_Data listing_.
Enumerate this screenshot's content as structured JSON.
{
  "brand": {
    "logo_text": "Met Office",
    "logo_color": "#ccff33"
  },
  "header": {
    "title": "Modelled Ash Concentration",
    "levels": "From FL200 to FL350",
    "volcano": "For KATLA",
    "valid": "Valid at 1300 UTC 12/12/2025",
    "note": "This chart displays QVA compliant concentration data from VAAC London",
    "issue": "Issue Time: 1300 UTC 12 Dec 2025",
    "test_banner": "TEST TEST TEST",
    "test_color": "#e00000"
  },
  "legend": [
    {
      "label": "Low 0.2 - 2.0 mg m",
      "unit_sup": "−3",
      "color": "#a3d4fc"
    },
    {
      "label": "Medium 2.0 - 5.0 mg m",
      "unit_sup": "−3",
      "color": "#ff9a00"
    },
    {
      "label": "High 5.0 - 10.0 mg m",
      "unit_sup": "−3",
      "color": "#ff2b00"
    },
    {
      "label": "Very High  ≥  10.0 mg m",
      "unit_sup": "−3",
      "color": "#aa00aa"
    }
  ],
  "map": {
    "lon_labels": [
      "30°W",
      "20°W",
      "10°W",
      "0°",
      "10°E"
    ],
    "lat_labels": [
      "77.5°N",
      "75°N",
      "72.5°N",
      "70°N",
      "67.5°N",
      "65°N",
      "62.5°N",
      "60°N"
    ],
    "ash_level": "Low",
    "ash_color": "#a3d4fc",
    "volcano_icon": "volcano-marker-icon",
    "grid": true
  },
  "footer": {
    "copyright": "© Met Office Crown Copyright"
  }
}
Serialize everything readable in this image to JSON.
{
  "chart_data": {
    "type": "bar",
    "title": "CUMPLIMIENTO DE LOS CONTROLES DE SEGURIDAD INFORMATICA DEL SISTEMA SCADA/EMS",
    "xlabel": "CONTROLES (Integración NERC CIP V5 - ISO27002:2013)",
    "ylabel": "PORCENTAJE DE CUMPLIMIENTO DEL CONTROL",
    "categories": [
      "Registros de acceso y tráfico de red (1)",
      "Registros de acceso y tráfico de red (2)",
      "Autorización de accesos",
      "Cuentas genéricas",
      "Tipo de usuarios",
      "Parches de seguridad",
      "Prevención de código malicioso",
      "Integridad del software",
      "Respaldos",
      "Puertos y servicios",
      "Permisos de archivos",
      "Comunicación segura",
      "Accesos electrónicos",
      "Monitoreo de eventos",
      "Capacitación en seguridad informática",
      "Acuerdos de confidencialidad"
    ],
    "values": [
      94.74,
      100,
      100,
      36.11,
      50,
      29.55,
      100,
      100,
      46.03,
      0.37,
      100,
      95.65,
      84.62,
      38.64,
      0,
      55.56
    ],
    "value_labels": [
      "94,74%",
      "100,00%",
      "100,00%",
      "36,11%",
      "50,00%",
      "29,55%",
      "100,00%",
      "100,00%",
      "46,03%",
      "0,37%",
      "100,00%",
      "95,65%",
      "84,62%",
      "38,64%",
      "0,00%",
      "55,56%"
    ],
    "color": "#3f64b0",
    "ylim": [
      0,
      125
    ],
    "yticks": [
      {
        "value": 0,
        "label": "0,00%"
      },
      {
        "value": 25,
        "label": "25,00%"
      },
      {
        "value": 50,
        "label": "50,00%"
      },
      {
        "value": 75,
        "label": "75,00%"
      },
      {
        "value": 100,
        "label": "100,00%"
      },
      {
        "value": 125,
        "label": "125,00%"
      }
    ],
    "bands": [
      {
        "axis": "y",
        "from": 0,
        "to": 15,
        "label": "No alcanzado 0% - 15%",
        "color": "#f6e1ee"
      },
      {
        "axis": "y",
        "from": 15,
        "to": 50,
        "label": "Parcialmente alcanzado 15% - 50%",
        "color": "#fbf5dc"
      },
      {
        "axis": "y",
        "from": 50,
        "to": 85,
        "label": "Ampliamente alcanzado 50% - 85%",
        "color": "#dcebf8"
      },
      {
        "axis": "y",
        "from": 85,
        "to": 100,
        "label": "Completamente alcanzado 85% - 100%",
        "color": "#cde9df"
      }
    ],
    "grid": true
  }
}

_Given request_.
Copy every line from the entries that contains the word "tráfico".

_Output for this exercise_.
      "Registros de acceso y tráfico de red (1)",
      "Registros de acceso y tráfico de red (2)",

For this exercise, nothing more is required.